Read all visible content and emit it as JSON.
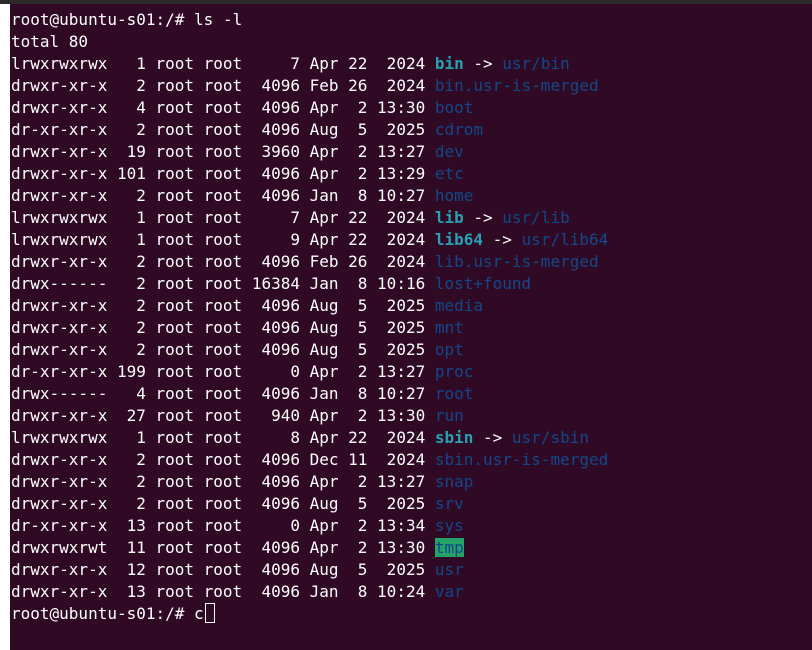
{
  "prompt": "root@ubuntu-s01:/# ",
  "command": "ls -l",
  "total_line": "total 80",
  "entries": [
    {
      "perm": "lrwxrwxrwx",
      "meta": "   1 root root     7 Apr 22  2024 ",
      "name": "bin",
      "kind": "link",
      "arrow": " -> ",
      "target": "usr/bin"
    },
    {
      "perm": "drwxr-xr-x",
      "meta": "   2 root root  4096 Feb 26  2024 ",
      "name": "bin.usr-is-merged",
      "kind": "dir"
    },
    {
      "perm": "drwxr-xr-x",
      "meta": "   4 root root  4096 Apr  2 13:30 ",
      "name": "boot",
      "kind": "dir"
    },
    {
      "perm": "dr-xr-xr-x",
      "meta": "   2 root root  4096 Aug  5  2025 ",
      "name": "cdrom",
      "kind": "dir"
    },
    {
      "perm": "drwxr-xr-x",
      "meta": "  19 root root  3960 Apr  2 13:27 ",
      "name": "dev",
      "kind": "dir"
    },
    {
      "perm": "drwxr-xr-x",
      "meta": " 101 root root  4096 Apr  2 13:29 ",
      "name": "etc",
      "kind": "dir"
    },
    {
      "perm": "drwxr-xr-x",
      "meta": "   2 root root  4096 Jan  8 10:27 ",
      "name": "home",
      "kind": "dir"
    },
    {
      "perm": "lrwxrwxrwx",
      "meta": "   1 root root     7 Apr 22  2024 ",
      "name": "lib",
      "kind": "link",
      "arrow": " -> ",
      "target": "usr/lib"
    },
    {
      "perm": "lrwxrwxrwx",
      "meta": "   1 root root     9 Apr 22  2024 ",
      "name": "lib64",
      "kind": "link",
      "arrow": " -> ",
      "target": "usr/lib64"
    },
    {
      "perm": "drwxr-xr-x",
      "meta": "   2 root root  4096 Feb 26  2024 ",
      "name": "lib.usr-is-merged",
      "kind": "dir"
    },
    {
      "perm": "drwx------",
      "meta": "   2 root root 16384 Jan  8 10:16 ",
      "name": "lost+found",
      "kind": "dir"
    },
    {
      "perm": "drwxr-xr-x",
      "meta": "   2 root root  4096 Aug  5  2025 ",
      "name": "media",
      "kind": "dir"
    },
    {
      "perm": "drwxr-xr-x",
      "meta": "   2 root root  4096 Aug  5  2025 ",
      "name": "mnt",
      "kind": "dir"
    },
    {
      "perm": "drwxr-xr-x",
      "meta": "   2 root root  4096 Aug  5  2025 ",
      "name": "opt",
      "kind": "dir"
    },
    {
      "perm": "dr-xr-xr-x",
      "meta": " 199 root root     0 Apr  2 13:27 ",
      "name": "proc",
      "kind": "dir"
    },
    {
      "perm": "drwx------",
      "meta": "   4 root root  4096 Jan  8 10:27 ",
      "name": "root",
      "kind": "dir"
    },
    {
      "perm": "drwxr-xr-x",
      "meta": "  27 root root   940 Apr  2 13:30 ",
      "name": "run",
      "kind": "dir"
    },
    {
      "perm": "lrwxrwxrwx",
      "meta": "   1 root root     8 Apr 22  2024 ",
      "name": "sbin",
      "kind": "link",
      "arrow": " -> ",
      "target": "usr/sbin"
    },
    {
      "perm": "drwxr-xr-x",
      "meta": "   2 root root  4096 Dec 11  2024 ",
      "name": "sbin.usr-is-merged",
      "kind": "dir"
    },
    {
      "perm": "drwxr-xr-x",
      "meta": "   2 root root  4096 Apr  2 13:27 ",
      "name": "snap",
      "kind": "dir"
    },
    {
      "perm": "drwxr-xr-x",
      "meta": "   2 root root  4096 Aug  5  2025 ",
      "name": "srv",
      "kind": "dir"
    },
    {
      "perm": "dr-xr-xr-x",
      "meta": "  13 root root     0 Apr  2 13:34 ",
      "name": "sys",
      "kind": "dir"
    },
    {
      "perm": "drwxrwxrwt",
      "meta": "  11 root root  4096 Apr  2 13:30 ",
      "name": "tmp",
      "kind": "sticky"
    },
    {
      "perm": "drwxr-xr-x",
      "meta": "  12 root root  4096 Aug  5  2025 ",
      "name": "usr",
      "kind": "dir"
    },
    {
      "perm": "drwxr-xr-x",
      "meta": "  13 root root  4096 Jan  8 10:24 ",
      "name": "var",
      "kind": "dir"
    }
  ],
  "current_input": "c",
  "colors": {
    "background": "#300a24",
    "text": "#ffffff",
    "directory": "#12488b",
    "symlink": "#2aa1b3",
    "sticky_bg": "#26a269"
  }
}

▸ **What the task requires**: Repeat each entry exactly. Pictures do not belong in the copy.

▸ **Output of the exercise**:
Read all visible content and emit it as JSON.
{
  "prompt": "root@ubuntu-s01:/# ",
  "command": "ls -l",
  "total_line": "total 80",
  "entries": [
    {
      "perm": "lrwxrwxrwx",
      "meta": "   1 root root     7 Apr 22  2024 ",
      "name": "bin",
      "kind": "link",
      "arrow": " -> ",
      "target": "usr/bin"
    },
    {
      "perm": "drwxr-xr-x",
      "meta": "   2 root root  4096 Feb 26  2024 ",
      "name": "bin.usr-is-merged",
      "kind": "dir"
    },
    {
      "perm": "drwxr-xr-x",
      "meta": "   4 root root  4096 Apr  2 13:30 ",
      "name": "boot",
      "kind": "dir"
    },
    {
      "perm": "dr-xr-xr-x",
      "meta": "   2 root root  4096 Aug  5  2025 ",
      "name": "cdrom",
      "kind": "dir"
    },
    {
      "perm": "drwxr-xr-x",
      "meta": "  19 root root  3960 Apr  2 13:27 ",
      "name": "dev",
      "kind": "dir"
    },
    {
      "perm": "drwxr-xr-x",
      "meta": " 101 root root  4096 Apr  2 13:29 ",
      "name": "etc",
      "kind": "dir"
    },
    {
      "perm": "drwxr-xr-x",
      "meta": "   2 root root  4096 Jan  8 10:27 ",
      "name": "home",
      "kind": "dir"
    },
    {
      "perm": "lrwxrwxrwx",
      "meta": "   1 root root     7 Apr 22  2024 ",
      "name": "lib",
      "kind": "link",
      "arrow": " -> ",
      "target": "usr/lib"
    },
    {
      "perm": "lrwxrwxrwx",
      "meta": "   1 root root     9 Apr 22  2024 ",
      "name": "lib64",
      "kind": "link",
      "arrow": " -> ",
      "target": "usr/lib64"
    },
    {
      "perm": "drwxr-xr-x",
      "meta": "   2 root root  4096 Feb 26  2024 ",
      "name": "lib.usr-is-merged",
      "kind": "dir"
    },
    {
      "perm": "drwx------",
      "meta": "   2 root root 16384 Jan  8 10:16 ",
      "name": "lost+found",
      "kind": "dir"
    },
    {
      "perm": "drwxr-xr-x",
      "meta": "   2 root root  4096 Aug  5  2025 ",
      "name": "media",
      "kind": "dir"
    },
    {
      "perm": "drwxr-xr-x",
      "meta": "   2 root root  4096 Aug  5  2025 ",
      "name": "mnt",
      "kind": "dir"
    },
    {
      "perm": "drwxr-xr-x",
      "meta": "   2 root root  4096 Aug  5  2025 ",
      "name": "opt",
      "kind": "dir"
    },
    {
      "perm": "dr-xr-xr-x",
      "meta": " 199 root root     0 Apr  2 13:27 ",
      "name": "proc",
      "kind": "dir"
    },
    {
      "perm": "drwx------",
      "meta": "   4 root root  4096 Jan  8 10:27 ",
      "name": "root",
      "kind": "dir"
    },
    {
      "perm": "drwxr-xr-x",
      "meta": "  27 root root   940 Apr  2 13:30 ",
      "name": "run",
      "kind": "dir"
    },
    {
      "perm": "lrwxrwxrwx",
      "meta": "   1 root root     8 Apr 22  2024 ",
      "name": "sbin",
      "kind": "link",
      "arrow": " -> ",
      "target": "usr/sbin"
    },
    {
      "perm": "drwxr-xr-x",
      "meta": "   2 root root  4096 Dec 11  2024 ",
      "name": "sbin.usr-is-merged",
      "kind": "dir"
    },
    {
      "perm": "drwxr-xr-x",
      "meta": "   2 root root  4096 Apr  2 13:27 ",
      "name": "snap",
      "kind": "dir"
    },
    {
      "perm": "drwxr-xr-x",
      "meta": "   2 root root  4096 Aug  5  2025 ",
      "name": "srv",
      "kind": "dir"
    },
    {
      "perm": "dr-xr-xr-x",
      "meta": "  13 root root     0 Apr  2 13:34 ",
      "name": "sys",
      "kind": "dir"
    },
    {
      "perm": "drwxrwxrwt",
      "meta": "  11 root root  4096 Apr  2 13:30 ",
      "name": "tmp",
      "kind": "sticky"
    },
    {
      "perm": "drwxr-xr-x",
      "meta": "  12 root root  4096 Aug  5  2025 ",
      "name": "usr",
      "kind": "dir"
    },
    {
      "perm": "drwxr-xr-x",
      "meta": "  13 root root  4096 Jan  8 10:24 ",
      "name": "var",
      "kind": "dir"
    }
  ],
  "current_input": "c",
  "colors": {
    "background": "#300a24",
    "text": "#ffffff",
    "directory": "#12488b",
    "symlink": "#2aa1b3",
    "sticky_bg": "#26a269"
  }
}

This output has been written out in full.